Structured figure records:
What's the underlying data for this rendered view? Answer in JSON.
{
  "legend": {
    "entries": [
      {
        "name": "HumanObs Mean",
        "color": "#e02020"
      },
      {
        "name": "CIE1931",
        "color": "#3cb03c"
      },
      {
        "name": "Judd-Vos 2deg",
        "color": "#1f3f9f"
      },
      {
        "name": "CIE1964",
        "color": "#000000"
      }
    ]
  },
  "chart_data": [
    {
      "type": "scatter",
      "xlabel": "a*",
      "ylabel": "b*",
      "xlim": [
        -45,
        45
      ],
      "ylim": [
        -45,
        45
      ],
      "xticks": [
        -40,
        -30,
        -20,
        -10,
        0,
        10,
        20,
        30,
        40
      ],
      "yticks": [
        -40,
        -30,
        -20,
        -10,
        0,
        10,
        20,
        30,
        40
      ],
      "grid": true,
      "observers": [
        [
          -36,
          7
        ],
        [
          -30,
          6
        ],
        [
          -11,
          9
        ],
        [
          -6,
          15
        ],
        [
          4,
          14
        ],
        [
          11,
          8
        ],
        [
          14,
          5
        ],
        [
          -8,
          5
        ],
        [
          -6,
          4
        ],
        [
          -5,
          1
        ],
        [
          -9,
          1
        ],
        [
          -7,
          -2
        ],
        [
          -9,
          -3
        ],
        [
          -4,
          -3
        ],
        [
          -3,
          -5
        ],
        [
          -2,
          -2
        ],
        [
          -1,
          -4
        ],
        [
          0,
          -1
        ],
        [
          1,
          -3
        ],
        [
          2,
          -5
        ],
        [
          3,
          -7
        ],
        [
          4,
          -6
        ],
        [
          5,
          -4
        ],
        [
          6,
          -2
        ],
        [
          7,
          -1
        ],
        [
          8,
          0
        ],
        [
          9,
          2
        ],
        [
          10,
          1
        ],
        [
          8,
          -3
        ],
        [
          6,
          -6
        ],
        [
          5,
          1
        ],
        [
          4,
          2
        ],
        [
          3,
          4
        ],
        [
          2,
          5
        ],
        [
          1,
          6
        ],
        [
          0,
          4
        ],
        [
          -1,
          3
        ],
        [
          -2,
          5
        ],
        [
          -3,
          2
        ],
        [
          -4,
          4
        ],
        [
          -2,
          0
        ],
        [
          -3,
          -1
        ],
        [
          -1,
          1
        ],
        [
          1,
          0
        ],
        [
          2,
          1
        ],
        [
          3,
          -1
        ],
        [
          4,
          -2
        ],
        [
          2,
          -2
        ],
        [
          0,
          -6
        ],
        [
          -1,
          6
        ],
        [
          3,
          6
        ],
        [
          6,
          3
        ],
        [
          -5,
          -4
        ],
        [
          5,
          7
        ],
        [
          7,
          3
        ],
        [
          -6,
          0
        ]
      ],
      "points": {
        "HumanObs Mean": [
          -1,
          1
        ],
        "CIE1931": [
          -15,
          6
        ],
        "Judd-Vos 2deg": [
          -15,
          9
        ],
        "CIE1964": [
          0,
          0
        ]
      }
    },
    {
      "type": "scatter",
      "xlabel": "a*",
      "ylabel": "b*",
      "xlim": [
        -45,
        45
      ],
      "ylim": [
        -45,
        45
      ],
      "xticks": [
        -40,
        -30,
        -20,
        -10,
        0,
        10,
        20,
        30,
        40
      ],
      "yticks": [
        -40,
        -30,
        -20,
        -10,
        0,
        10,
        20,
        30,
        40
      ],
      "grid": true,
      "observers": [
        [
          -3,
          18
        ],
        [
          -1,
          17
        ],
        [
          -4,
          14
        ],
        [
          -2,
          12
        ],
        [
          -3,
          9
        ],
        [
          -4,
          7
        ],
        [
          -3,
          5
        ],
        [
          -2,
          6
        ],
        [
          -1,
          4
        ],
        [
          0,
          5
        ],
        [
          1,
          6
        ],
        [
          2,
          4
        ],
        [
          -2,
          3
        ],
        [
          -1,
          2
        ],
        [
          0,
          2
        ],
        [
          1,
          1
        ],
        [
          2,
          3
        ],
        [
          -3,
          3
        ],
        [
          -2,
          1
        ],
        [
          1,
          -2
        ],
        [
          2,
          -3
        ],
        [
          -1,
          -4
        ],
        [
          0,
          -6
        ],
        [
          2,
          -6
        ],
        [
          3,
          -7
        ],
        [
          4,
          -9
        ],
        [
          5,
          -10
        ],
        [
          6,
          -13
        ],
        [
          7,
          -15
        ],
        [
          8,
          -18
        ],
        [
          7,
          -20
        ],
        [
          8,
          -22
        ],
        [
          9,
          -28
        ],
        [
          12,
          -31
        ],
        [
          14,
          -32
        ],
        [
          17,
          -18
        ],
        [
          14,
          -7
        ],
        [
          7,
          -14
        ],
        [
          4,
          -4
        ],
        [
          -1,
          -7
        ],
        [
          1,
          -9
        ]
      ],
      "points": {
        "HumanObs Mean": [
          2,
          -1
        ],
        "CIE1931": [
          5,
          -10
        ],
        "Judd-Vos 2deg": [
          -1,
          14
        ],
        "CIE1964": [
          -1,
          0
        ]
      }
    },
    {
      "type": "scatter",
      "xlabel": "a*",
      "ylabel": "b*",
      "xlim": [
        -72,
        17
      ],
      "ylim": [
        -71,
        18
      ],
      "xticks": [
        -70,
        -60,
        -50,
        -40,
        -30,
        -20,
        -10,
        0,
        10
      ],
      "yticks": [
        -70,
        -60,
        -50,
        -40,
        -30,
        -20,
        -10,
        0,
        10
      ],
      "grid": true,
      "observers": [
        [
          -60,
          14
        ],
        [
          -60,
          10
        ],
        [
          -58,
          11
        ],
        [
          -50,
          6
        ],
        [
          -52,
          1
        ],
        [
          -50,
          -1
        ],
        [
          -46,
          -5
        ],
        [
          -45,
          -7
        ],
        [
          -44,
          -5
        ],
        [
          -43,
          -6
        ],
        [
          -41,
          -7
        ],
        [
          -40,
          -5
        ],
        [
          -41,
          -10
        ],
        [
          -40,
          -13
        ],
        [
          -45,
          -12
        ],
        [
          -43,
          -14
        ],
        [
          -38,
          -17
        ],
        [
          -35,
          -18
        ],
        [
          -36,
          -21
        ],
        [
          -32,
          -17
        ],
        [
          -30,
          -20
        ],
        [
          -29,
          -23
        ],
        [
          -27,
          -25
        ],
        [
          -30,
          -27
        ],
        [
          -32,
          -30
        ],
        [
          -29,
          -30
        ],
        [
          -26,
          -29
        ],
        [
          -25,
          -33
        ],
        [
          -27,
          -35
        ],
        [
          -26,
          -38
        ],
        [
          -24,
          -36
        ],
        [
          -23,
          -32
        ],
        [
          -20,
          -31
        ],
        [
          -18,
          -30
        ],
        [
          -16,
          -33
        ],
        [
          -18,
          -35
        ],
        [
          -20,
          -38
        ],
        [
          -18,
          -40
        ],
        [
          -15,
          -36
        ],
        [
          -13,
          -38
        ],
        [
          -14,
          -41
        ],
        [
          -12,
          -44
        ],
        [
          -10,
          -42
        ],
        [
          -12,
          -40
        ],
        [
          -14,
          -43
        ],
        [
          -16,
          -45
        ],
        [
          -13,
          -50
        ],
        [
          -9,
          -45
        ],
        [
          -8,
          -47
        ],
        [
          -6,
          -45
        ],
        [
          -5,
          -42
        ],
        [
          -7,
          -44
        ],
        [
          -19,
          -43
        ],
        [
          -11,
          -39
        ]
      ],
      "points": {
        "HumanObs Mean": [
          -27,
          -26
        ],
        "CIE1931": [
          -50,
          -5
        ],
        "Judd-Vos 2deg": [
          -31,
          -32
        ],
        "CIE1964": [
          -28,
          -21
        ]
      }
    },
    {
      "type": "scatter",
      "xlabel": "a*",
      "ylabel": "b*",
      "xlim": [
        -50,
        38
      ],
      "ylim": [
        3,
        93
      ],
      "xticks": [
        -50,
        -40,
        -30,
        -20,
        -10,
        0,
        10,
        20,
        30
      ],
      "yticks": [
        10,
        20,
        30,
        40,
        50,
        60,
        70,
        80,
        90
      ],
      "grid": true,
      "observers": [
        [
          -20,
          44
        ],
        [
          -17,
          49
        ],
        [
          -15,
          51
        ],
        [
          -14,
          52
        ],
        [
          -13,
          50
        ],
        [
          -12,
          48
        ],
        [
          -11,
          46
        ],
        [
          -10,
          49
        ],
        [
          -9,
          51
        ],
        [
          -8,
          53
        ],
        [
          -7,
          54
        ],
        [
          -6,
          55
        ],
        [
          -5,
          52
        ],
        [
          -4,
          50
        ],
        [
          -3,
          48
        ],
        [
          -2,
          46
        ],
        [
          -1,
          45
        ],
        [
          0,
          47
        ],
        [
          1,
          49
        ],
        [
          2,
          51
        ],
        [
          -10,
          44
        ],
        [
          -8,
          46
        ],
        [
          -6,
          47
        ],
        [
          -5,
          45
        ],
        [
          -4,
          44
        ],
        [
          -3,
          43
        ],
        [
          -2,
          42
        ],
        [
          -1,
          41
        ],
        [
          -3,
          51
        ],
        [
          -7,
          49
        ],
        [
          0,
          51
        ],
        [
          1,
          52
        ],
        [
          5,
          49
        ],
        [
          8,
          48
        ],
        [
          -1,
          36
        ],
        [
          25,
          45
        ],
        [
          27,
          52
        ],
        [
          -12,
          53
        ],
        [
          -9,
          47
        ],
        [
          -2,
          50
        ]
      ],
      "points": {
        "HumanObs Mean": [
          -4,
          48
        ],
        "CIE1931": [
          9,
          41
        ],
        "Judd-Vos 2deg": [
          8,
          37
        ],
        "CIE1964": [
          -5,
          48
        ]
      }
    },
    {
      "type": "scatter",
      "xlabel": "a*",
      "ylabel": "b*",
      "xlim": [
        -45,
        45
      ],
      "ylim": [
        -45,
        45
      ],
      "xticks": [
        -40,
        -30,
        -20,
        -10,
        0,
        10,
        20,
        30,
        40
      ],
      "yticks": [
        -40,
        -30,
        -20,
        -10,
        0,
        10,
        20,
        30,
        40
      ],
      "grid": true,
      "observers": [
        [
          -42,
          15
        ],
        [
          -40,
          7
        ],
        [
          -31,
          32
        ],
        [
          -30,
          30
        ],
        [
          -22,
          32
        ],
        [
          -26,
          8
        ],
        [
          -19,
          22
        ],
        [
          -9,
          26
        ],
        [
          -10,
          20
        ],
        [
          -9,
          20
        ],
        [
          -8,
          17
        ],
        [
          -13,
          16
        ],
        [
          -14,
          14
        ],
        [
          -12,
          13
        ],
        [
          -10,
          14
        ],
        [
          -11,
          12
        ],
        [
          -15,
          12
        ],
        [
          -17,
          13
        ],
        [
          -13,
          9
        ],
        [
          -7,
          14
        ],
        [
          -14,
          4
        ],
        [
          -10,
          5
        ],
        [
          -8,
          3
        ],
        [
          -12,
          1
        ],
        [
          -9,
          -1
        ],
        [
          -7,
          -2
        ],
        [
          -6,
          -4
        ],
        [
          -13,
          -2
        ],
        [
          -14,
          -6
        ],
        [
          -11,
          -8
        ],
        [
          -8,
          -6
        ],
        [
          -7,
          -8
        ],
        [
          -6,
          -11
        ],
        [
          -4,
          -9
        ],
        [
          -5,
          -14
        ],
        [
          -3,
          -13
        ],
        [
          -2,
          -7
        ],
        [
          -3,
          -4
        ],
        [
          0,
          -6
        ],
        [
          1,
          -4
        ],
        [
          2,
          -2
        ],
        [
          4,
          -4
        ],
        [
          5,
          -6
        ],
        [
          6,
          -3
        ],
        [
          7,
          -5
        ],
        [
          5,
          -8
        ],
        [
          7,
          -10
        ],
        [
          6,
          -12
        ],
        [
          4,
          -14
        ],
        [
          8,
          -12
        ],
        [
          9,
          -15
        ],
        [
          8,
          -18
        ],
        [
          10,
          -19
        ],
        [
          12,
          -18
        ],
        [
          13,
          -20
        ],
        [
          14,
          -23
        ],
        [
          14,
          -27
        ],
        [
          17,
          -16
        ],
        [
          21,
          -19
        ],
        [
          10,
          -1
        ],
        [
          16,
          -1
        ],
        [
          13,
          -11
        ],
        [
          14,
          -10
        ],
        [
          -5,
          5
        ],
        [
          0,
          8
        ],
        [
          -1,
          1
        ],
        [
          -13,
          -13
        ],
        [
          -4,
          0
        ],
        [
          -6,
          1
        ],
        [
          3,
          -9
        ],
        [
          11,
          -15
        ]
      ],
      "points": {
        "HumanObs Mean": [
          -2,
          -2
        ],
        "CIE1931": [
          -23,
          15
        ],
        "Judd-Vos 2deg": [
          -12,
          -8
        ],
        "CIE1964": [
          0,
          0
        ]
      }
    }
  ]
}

### Directive
Pick out the lines above containing the word "name", then copy them.

### Solved problem
        "name": "HumanObs Mean",
        "name": "CIE1931",
        "name": "Judd-Vos 2deg",
        "name": "CIE1964",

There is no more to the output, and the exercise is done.